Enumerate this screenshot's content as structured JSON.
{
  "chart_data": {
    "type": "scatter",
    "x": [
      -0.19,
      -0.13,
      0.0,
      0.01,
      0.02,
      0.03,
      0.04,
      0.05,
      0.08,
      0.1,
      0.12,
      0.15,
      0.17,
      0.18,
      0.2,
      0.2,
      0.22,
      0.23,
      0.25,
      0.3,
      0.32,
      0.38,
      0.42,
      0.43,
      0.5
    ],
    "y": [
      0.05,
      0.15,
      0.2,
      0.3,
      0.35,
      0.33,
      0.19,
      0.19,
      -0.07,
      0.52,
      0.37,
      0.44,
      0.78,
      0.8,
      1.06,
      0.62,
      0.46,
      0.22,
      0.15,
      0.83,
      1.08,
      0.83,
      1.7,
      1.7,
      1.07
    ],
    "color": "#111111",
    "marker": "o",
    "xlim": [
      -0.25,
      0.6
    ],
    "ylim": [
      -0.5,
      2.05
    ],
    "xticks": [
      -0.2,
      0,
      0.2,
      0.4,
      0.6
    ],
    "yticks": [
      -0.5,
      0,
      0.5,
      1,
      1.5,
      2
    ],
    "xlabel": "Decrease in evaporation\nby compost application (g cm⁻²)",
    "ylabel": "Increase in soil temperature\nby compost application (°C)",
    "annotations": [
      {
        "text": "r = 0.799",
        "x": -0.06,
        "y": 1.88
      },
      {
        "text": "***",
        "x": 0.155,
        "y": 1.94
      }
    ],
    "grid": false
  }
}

=-=-=

WORK TO DO: Print the complete listing again, exactly as it stands.

WRITTEN RESPONSE:
Enumerate this screenshot's content as structured JSON.
{
  "chart_data": {
    "type": "scatter",
    "x": [
      -0.19,
      -0.13,
      0.0,
      0.01,
      0.02,
      0.03,
      0.04,
      0.05,
      0.08,
      0.1,
      0.12,
      0.15,
      0.17,
      0.18,
      0.2,
      0.2,
      0.22,
      0.23,
      0.25,
      0.3,
      0.32,
      0.38,
      0.42,
      0.43,
      0.5
    ],
    "y": [
      0.05,
      0.15,
      0.2,
      0.3,
      0.35,
      0.33,
      0.19,
      0.19,
      -0.07,
      0.52,
      0.37,
      0.44,
      0.78,
      0.8,
      1.06,
      0.62,
      0.46,
      0.22,
      0.15,
      0.83,
      1.08,
      0.83,
      1.7,
      1.7,
      1.07
    ],
    "color": "#111111",
    "marker": "o",
    "xlim": [
      -0.25,
      0.6
    ],
    "ylim": [
      -0.5,
      2.05
    ],
    "xticks": [
      -0.2,
      0,
      0.2,
      0.4,
      0.6
    ],
    "yticks": [
      -0.5,
      0,
      0.5,
      1,
      1.5,
      2
    ],
    "xlabel": "Decrease in evaporation\nby compost application (g cm⁻²)",
    "ylabel": "Increase in soil temperature\nby compost application (°C)",
    "annotations": [
      {
        "text": "r = 0.799",
        "x": -0.06,
        "y": 1.88
      },
      {
        "text": "***",
        "x": 0.155,
        "y": 1.94
      }
    ],
    "grid": false
  }
}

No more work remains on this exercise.